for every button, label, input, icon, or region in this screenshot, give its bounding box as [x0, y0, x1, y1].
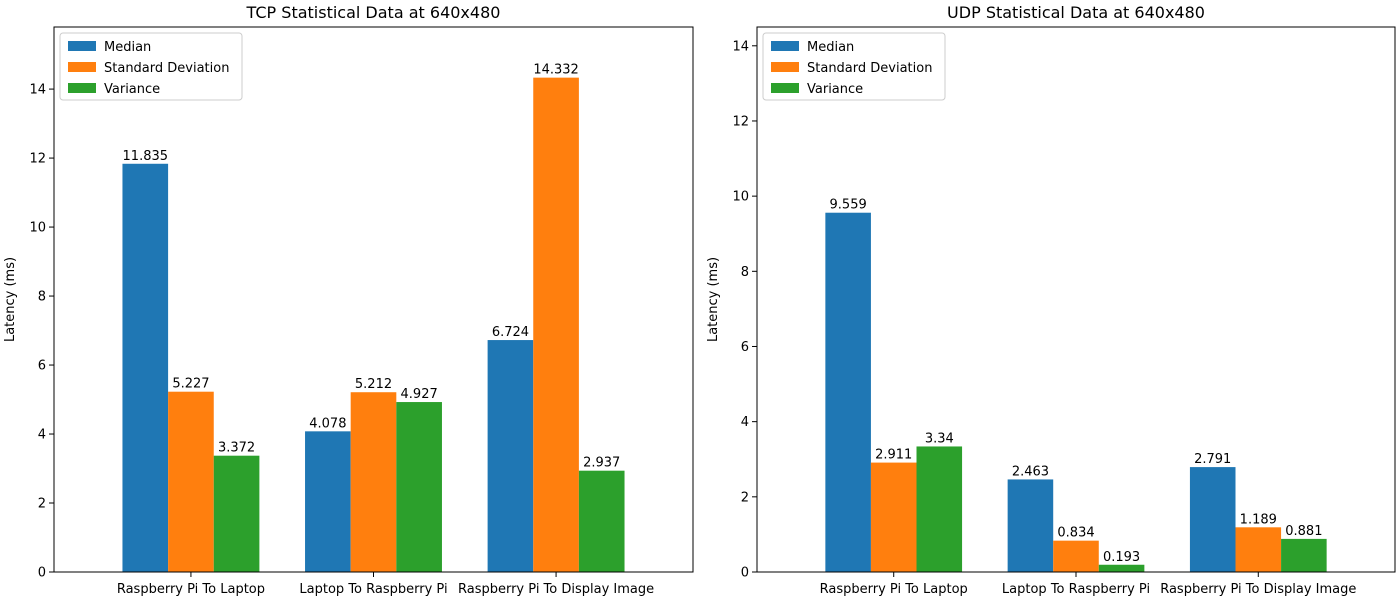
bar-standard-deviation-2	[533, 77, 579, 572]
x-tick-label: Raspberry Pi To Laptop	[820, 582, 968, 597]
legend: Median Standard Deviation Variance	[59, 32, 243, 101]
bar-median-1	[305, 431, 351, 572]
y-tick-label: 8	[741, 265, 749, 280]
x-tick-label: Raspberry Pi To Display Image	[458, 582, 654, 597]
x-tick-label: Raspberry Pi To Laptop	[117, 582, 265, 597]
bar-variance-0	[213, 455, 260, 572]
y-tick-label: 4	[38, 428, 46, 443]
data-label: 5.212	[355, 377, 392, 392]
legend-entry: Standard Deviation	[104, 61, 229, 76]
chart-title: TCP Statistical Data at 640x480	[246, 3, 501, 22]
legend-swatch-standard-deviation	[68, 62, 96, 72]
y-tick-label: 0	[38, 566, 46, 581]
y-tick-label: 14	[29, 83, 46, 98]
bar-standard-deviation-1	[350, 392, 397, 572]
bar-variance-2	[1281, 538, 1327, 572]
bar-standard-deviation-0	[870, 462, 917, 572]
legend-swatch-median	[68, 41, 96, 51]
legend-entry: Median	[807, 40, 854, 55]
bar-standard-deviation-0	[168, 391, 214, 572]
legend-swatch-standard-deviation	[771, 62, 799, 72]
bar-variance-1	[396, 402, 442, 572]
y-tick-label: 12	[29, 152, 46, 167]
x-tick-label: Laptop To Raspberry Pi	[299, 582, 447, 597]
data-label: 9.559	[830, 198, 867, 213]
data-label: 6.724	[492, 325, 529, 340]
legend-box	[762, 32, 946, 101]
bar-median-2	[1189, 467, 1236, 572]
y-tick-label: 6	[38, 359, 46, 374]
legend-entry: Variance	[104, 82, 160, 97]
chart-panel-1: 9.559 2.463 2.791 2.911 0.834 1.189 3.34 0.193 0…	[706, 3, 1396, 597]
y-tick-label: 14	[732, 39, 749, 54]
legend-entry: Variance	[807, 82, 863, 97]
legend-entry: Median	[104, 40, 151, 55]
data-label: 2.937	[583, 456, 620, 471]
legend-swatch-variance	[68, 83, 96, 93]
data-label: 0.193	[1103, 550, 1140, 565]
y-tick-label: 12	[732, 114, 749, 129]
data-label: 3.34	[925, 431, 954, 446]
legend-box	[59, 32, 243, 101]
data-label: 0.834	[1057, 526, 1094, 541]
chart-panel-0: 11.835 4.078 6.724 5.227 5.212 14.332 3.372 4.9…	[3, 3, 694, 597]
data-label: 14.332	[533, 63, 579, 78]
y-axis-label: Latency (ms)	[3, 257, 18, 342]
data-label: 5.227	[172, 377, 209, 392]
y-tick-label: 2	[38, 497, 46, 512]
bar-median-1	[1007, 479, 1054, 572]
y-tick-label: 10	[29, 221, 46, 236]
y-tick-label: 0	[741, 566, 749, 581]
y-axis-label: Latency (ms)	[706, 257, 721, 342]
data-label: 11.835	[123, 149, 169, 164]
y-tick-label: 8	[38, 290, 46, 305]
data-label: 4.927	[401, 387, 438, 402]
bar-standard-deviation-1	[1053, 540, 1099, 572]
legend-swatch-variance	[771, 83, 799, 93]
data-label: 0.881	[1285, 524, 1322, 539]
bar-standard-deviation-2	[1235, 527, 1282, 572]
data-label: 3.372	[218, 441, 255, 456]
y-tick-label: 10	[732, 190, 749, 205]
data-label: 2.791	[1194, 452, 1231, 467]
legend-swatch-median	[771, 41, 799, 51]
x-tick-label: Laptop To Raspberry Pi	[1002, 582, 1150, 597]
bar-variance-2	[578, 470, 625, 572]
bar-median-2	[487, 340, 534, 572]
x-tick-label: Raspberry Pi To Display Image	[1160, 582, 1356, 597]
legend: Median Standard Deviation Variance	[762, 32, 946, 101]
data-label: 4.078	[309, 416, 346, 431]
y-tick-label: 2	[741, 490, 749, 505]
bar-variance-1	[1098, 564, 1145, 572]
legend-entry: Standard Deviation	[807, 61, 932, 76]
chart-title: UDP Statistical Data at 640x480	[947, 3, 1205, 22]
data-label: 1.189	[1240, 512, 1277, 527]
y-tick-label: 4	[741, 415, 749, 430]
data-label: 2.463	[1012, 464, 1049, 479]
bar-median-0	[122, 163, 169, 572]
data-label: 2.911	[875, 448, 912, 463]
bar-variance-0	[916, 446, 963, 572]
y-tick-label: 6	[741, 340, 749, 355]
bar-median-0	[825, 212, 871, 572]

TASK DETAILS
Copy every line of the records above verbatim, leaving out the picture.

RESULT OF THE EXERCISE
for every button, label, input, icon, or region in this screenshot, give its bounding box as [x0, y0, x1, y1].
bar-standard-deviation-2	[533, 77, 579, 572]
x-tick-label: Raspberry Pi To Laptop	[820, 582, 968, 597]
legend: Median Standard Deviation Variance	[59, 32, 243, 101]
bar-median-1	[305, 431, 351, 572]
y-tick-label: 8	[741, 265, 749, 280]
x-tick-label: Raspberry Pi To Display Image	[458, 582, 654, 597]
x-tick-label: Raspberry Pi To Laptop	[117, 582, 265, 597]
bar-variance-0	[213, 455, 260, 572]
y-tick-label: 4	[38, 428, 46, 443]
data-label: 5.212	[355, 377, 392, 392]
legend-entry: Standard Deviation	[104, 61, 229, 76]
chart-title: TCP Statistical Data at 640x480	[246, 3, 501, 22]
legend-swatch-standard-deviation	[68, 62, 96, 72]
y-tick-label: 0	[38, 566, 46, 581]
y-tick-label: 14	[29, 83, 46, 98]
bar-standard-deviation-1	[350, 392, 397, 572]
bar-variance-2	[1281, 538, 1327, 572]
bar-standard-deviation-0	[870, 462, 917, 572]
legend-swatch-median	[68, 41, 96, 51]
legend-entry: Median	[807, 40, 854, 55]
bar-standard-deviation-0	[168, 391, 214, 572]
legend-swatch-standard-deviation	[771, 62, 799, 72]
bar-variance-1	[396, 402, 442, 572]
y-tick-label: 12	[29, 152, 46, 167]
x-tick-label: Laptop To Raspberry Pi	[299, 582, 447, 597]
data-label: 9.559	[830, 198, 867, 213]
data-label: 6.724	[492, 325, 529, 340]
legend-box	[762, 32, 946, 101]
bar-median-2	[1189, 467, 1236, 572]
y-tick-label: 6	[38, 359, 46, 374]
legend-entry: Variance	[104, 82, 160, 97]
chart-panel-1: 9.559 2.463 2.791 2.911 0.834 1.189 3.34 0.193 0…	[706, 3, 1396, 597]
y-tick-label: 14	[732, 39, 749, 54]
legend-entry: Variance	[807, 82, 863, 97]
legend-entry: Median	[104, 40, 151, 55]
data-label: 2.937	[583, 456, 620, 471]
legend-swatch-variance	[68, 83, 96, 93]
data-label: 0.193	[1103, 550, 1140, 565]
y-tick-label: 12	[732, 114, 749, 129]
data-label: 3.34	[925, 431, 954, 446]
legend-box	[59, 32, 243, 101]
data-label: 0.834	[1057, 526, 1094, 541]
chart-panel-0: 11.835 4.078 6.724 5.227 5.212 14.332 3.372 4.9…	[3, 3, 694, 597]
data-label: 14.332	[533, 63, 579, 78]
y-axis-label: Latency (ms)	[3, 257, 18, 342]
data-label: 5.227	[172, 377, 209, 392]
y-tick-label: 2	[38, 497, 46, 512]
bar-median-1	[1007, 479, 1054, 572]
y-tick-label: 10	[29, 221, 46, 236]
y-tick-label: 0	[741, 566, 749, 581]
y-axis-label: Latency (ms)	[706, 257, 721, 342]
data-label: 11.835	[123, 149, 169, 164]
y-tick-label: 8	[38, 290, 46, 305]
data-label: 4.927	[401, 387, 438, 402]
bar-standard-deviation-1	[1053, 540, 1099, 572]
legend-swatch-variance	[771, 83, 799, 93]
data-label: 0.881	[1285, 524, 1322, 539]
bar-standard-deviation-2	[1235, 527, 1282, 572]
data-label: 3.372	[218, 441, 255, 456]
y-tick-label: 10	[732, 190, 749, 205]
data-label: 2.791	[1194, 452, 1231, 467]
legend-swatch-median	[771, 41, 799, 51]
x-tick-label: Laptop To Raspberry Pi	[1002, 582, 1150, 597]
bar-variance-2	[578, 470, 625, 572]
bar-median-2	[487, 340, 534, 572]
x-tick-label: Raspberry Pi To Display Image	[1160, 582, 1356, 597]
legend: Median Standard Deviation Variance	[762, 32, 946, 101]
data-label: 4.078	[309, 416, 346, 431]
y-tick-label: 2	[741, 490, 749, 505]
bar-variance-1	[1098, 564, 1145, 572]
legend-entry: Standard Deviation	[807, 61, 932, 76]
chart-title: UDP Statistical Data at 640x480	[947, 3, 1205, 22]
data-label: 1.189	[1240, 512, 1277, 527]
y-tick-label: 4	[741, 415, 749, 430]
data-label: 2.463	[1012, 464, 1049, 479]
bar-median-0	[122, 163, 169, 572]
data-label: 2.911	[875, 448, 912, 463]
bar-variance-0	[916, 446, 963, 572]
y-tick-label: 6	[741, 340, 749, 355]
bar-median-0	[825, 212, 871, 572]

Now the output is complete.